(Recorded data)
★ ★ ★ ★ ★

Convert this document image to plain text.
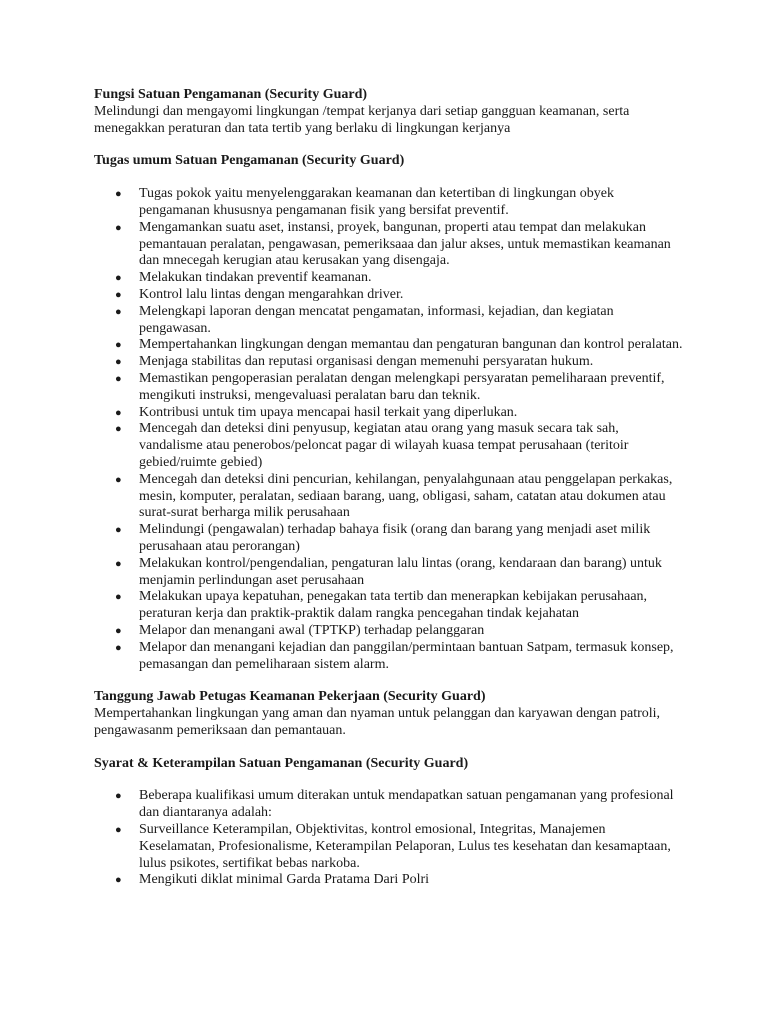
Fungsi Satuan Pengamanan (Security Guard)

Melindungi dan mengayomi lingkungan /tempat kerjanya dari setiap gangguan keamanan, serta menegakkan peraturan dan tata tertib yang berlaku di lingkungan kerjanya

Tugas umum Satuan Pengamanan (Security Guard)
● Tugas pokok yaitu menyelenggarakan keamanan dan ketertiban di lingkungan obyek pengamanan khususnya pengamanan fisik yang bersifat preventif.
● Mengamankan suatu aset, instansi, proyek, bangunan, properti atau tempat dan melakukan pemantauan peralatan, pengawasan, pemeriksaaa dan jalur akses, untuk memastikan keamanan dan mnecegah kerugian atau kerusakan yang disengaja.
● Melakukan tindakan preventif keamanan.
● Kontrol lalu lintas dengan mengarahkan driver.
● Melengkapi laporan dengan mencatat pengamatan, informasi, kejadian, dan kegiatan pengawasan.
● Mempertahankan lingkungan dengan memantau dan pengaturan bangunan dan kontrol peralatan.
● Menjaga stabilitas dan reputasi organisasi dengan memenuhi persyaratan hukum.
● Memastikan pengoperasian peralatan dengan melengkapi persyaratan pemeliharaan preventif, mengikuti instruksi, mengevaluasi peralatan baru dan teknik.
● Kontribusi untuk tim upaya mencapai hasil terkait yang diperlukan.
● Mencegah dan deteksi dini penyusup, kegiatan atau orang yang masuk secara tak sah, vandalisme atau penerobos/peloncat pagar di wilayah kuasa tempat perusahaan (teritoir gebied/ruimte gebied)
● Mencegah dan deteksi dini pencurian, kehilangan, penyalahgunaan atau penggelapan perkakas, mesin, komputer, peralatan, sediaan barang, uang, obligasi, saham, catatan atau dokumen atau surat-surat berharga milik perusahaan
● Melindungi (pengawalan) terhadap bahaya fisik (orang dan barang yang menjadi aset milik perusahaan atau perorangan)
● Melakukan kontrol/pengendalian, pengaturan lalu lintas (orang, kendaraan dan barang) untuk menjamin perlindungan aset perusahaan
● Melakukan upaya kepatuhan, penegakan tata tertib dan menerapkan kebijakan perusahaan, peraturan kerja dan praktik-praktik dalam rangka pencegahan tindak kejahatan
● Melapor dan menangani awal (TPTKP) terhadap pelanggaran
● Melapor dan menangani kejadian dan panggilan/permintaan bantuan Satpam, termasuk konsep, pemasangan dan pemeliharaan sistem alarm.
Tanggung Jawab Petugas Keamanan Pekerjaan (Security Guard)

Mempertahankan lingkungan yang aman dan nyaman untuk pelanggan dan karyawan dengan patroli, pengawasanm pemeriksaan dan pemantauan.

Syarat & Keterampilan Satuan Pengamanan (Security Guard)
● Beberapa kualifikasi umum diterakan untuk mendapatkan satuan pengamanan yang profesional dan diantaranya adalah:
● Surveillance Keterampilan, Objektivitas, kontrol emosional, Integritas, Manajemen Keselamatan, Profesionalisme, Keterampilan Pelaporan, Lulus tes kesehatan dan kesamaptaan, lulus psikotes, sertifikat bebas narkoba.
● Mengikuti diklat minimal Garda Pratama Dari Polri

★ ★ ★ ★ ★

**What is being asked**
Retype all of the entries exactly as written, leaving out any images.

**Exercise output**
Convert this document image to plain text.
Fungsi Satuan Pengamanan (Security Guard)

Melindungi dan mengayomi lingkungan /tempat kerjanya dari setiap gangguan keamanan, serta menegakkan peraturan dan tata tertib yang berlaku di lingkungan kerjanya

Tugas umum Satuan Pengamanan (Security Guard)
● Tugas pokok yaitu menyelenggarakan keamanan dan ketertiban di lingkungan obyek pengamanan khususnya pengamanan fisik yang bersifat preventif.
● Mengamankan suatu aset, instansi, proyek, bangunan, properti atau tempat dan melakukan pemantauan peralatan, pengawasan, pemeriksaaa dan jalur akses, untuk memastikan keamanan dan mnecegah kerugian atau kerusakan yang disengaja.
● Melakukan tindakan preventif keamanan.
● Kontrol lalu lintas dengan mengarahkan driver.
● Melengkapi laporan dengan mencatat pengamatan, informasi, kejadian, dan kegiatan pengawasan.
● Mempertahankan lingkungan dengan memantau dan pengaturan bangunan dan kontrol peralatan.
● Menjaga stabilitas dan reputasi organisasi dengan memenuhi persyaratan hukum.
● Memastikan pengoperasian peralatan dengan melengkapi persyaratan pemeliharaan preventif, mengikuti instruksi, mengevaluasi peralatan baru dan teknik.
● Kontribusi untuk tim upaya mencapai hasil terkait yang diperlukan.
● Mencegah dan deteksi dini penyusup, kegiatan atau orang yang masuk secara tak sah, vandalisme atau penerobos/peloncat pagar di wilayah kuasa tempat perusahaan (teritoir gebied/ruimte gebied)
● Mencegah dan deteksi dini pencurian, kehilangan, penyalahgunaan atau penggelapan perkakas, mesin, komputer, peralatan, sediaan barang, uang, obligasi, saham, catatan atau dokumen atau surat-surat berharga milik perusahaan
● Melindungi (pengawalan) terhadap bahaya fisik (orang dan barang yang menjadi aset milik perusahaan atau perorangan)
● Melakukan kontrol/pengendalian, pengaturan lalu lintas (orang, kendaraan dan barang) untuk menjamin perlindungan aset perusahaan
● Melakukan upaya kepatuhan, penegakan tata tertib dan menerapkan kebijakan perusahaan, peraturan kerja dan praktik-praktik dalam rangka pencegahan tindak kejahatan
● Melapor dan menangani awal (TPTKP) terhadap pelanggaran
● Melapor dan menangani kejadian dan panggilan/permintaan bantuan Satpam, termasuk konsep, pemasangan dan pemeliharaan sistem alarm.
Tanggung Jawab Petugas Keamanan Pekerjaan (Security Guard)

Mempertahankan lingkungan yang aman dan nyaman untuk pelanggan dan karyawan dengan patroli, pengawasanm pemeriksaan dan pemantauan.

Syarat & Keterampilan Satuan Pengamanan (Security Guard)
● Beberapa kualifikasi umum diterakan untuk mendapatkan satuan pengamanan yang profesional dan diantaranya adalah:
● Surveillance Keterampilan, Objektivitas, kontrol emosional, Integritas, Manajemen Keselamatan, Profesionalisme, Keterampilan Pelaporan, Lulus tes kesehatan dan kesamaptaan, lulus psikotes, sertifikat bebas narkoba.
● Mengikuti diklat minimal Garda Pratama Dari Polri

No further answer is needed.